— START Dataset excerpts —

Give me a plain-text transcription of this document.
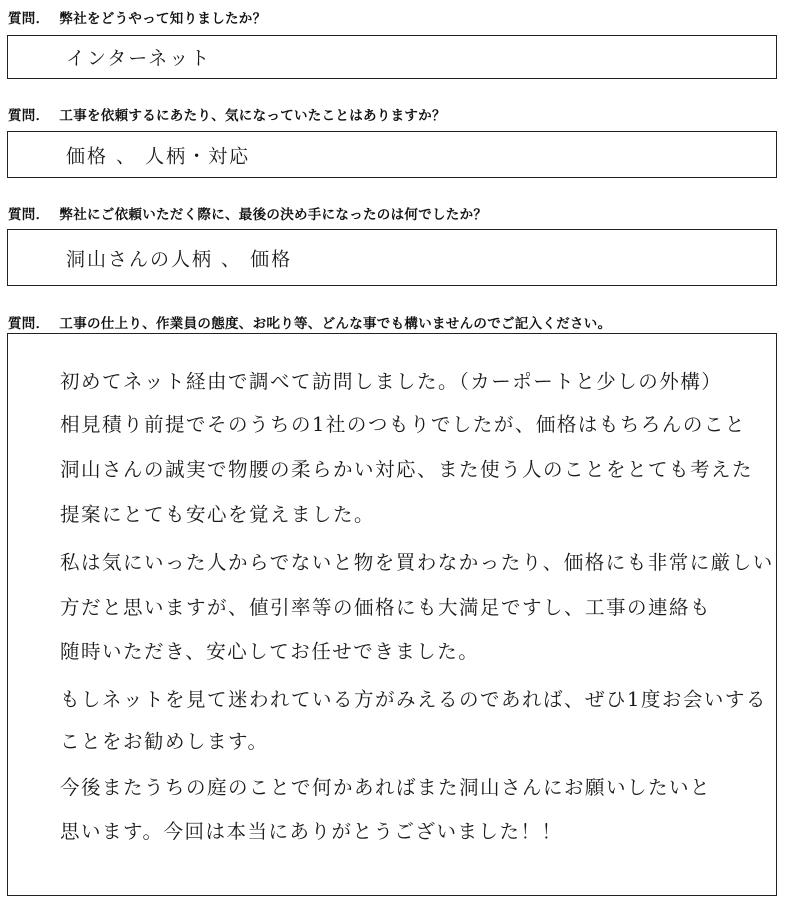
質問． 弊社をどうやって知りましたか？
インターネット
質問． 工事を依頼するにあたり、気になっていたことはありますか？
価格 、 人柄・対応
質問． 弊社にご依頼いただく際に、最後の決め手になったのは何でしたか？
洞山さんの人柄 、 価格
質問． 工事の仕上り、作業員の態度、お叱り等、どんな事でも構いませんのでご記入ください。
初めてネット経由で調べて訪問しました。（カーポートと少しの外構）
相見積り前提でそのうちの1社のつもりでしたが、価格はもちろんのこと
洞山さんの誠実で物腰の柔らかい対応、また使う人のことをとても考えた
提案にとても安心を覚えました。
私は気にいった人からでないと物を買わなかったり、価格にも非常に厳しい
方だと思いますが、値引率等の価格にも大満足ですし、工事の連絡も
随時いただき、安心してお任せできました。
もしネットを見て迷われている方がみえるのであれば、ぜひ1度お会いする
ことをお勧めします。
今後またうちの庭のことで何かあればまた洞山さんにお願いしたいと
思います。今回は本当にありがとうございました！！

— END Dataset excerpts —
— START Dataset excerpts —

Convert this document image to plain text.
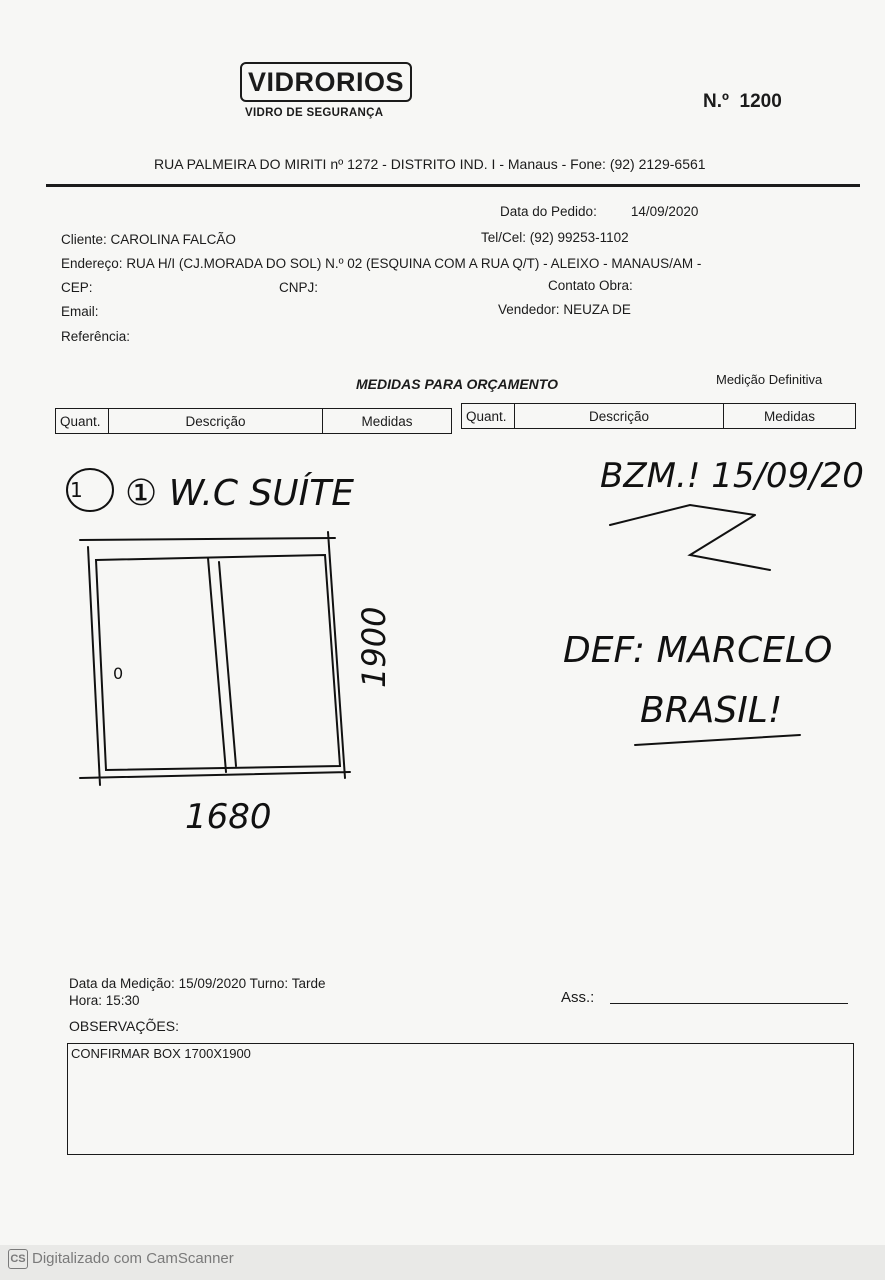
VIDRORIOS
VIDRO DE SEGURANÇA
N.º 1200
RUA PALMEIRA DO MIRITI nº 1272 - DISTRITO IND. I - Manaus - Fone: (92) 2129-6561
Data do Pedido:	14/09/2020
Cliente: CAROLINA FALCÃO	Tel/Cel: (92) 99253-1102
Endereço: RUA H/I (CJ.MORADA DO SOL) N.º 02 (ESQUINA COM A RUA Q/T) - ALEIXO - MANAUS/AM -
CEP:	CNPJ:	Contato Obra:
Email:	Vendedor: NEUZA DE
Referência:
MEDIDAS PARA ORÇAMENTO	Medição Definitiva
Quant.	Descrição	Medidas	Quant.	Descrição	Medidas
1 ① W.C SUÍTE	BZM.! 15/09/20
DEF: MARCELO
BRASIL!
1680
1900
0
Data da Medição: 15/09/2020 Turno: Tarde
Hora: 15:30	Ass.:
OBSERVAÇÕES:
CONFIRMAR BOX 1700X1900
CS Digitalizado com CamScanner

— END Dataset excerpts —
— START Dataset excerpts —

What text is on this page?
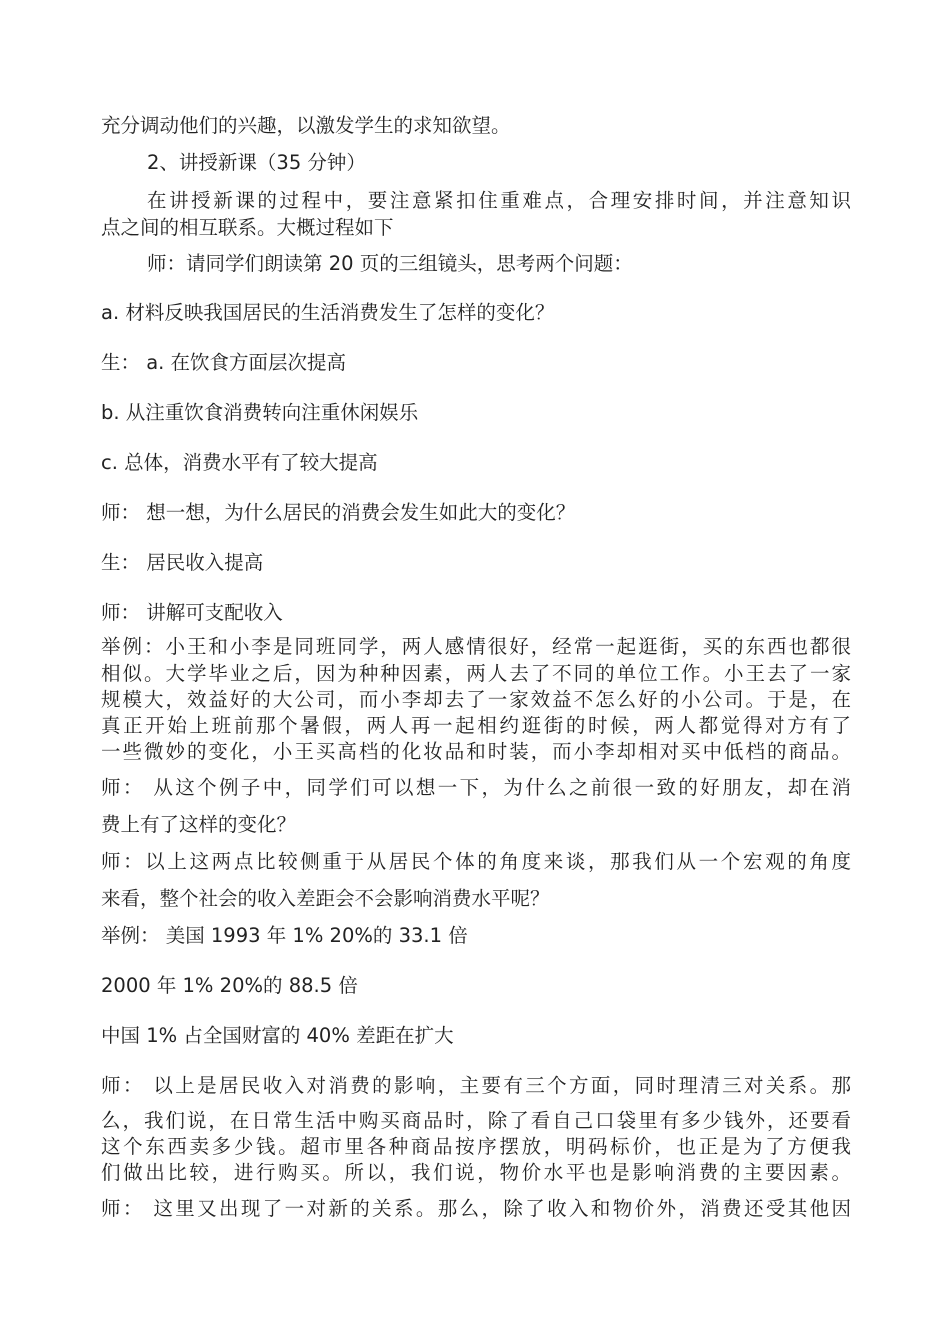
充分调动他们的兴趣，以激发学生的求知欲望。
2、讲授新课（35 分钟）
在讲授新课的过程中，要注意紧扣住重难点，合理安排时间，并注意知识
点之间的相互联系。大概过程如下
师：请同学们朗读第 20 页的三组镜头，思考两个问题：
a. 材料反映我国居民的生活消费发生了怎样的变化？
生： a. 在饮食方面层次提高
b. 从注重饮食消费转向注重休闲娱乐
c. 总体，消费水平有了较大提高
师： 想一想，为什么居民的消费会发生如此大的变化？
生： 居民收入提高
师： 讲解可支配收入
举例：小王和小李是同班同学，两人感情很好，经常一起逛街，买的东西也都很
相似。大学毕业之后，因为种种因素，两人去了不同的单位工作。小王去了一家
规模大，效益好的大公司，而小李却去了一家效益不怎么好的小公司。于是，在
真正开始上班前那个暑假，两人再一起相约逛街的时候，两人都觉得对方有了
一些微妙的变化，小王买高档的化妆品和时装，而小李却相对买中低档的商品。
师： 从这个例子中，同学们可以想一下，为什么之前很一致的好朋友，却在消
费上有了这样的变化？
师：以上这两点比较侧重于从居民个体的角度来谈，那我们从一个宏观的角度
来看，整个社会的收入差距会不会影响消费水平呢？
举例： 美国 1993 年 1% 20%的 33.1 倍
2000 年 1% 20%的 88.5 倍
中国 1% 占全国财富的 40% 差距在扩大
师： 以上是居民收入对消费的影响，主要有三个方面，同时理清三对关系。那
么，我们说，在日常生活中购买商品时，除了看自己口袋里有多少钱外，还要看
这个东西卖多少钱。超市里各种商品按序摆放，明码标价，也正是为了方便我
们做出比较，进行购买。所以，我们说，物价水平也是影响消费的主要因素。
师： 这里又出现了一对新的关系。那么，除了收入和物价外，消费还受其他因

— END Dataset excerpts —

* _Task directions_
Which lines hold the string "document"? List them all.

* _Exercise output_
Give me a plain-text transcription of this document.
Convert this document image to plain text.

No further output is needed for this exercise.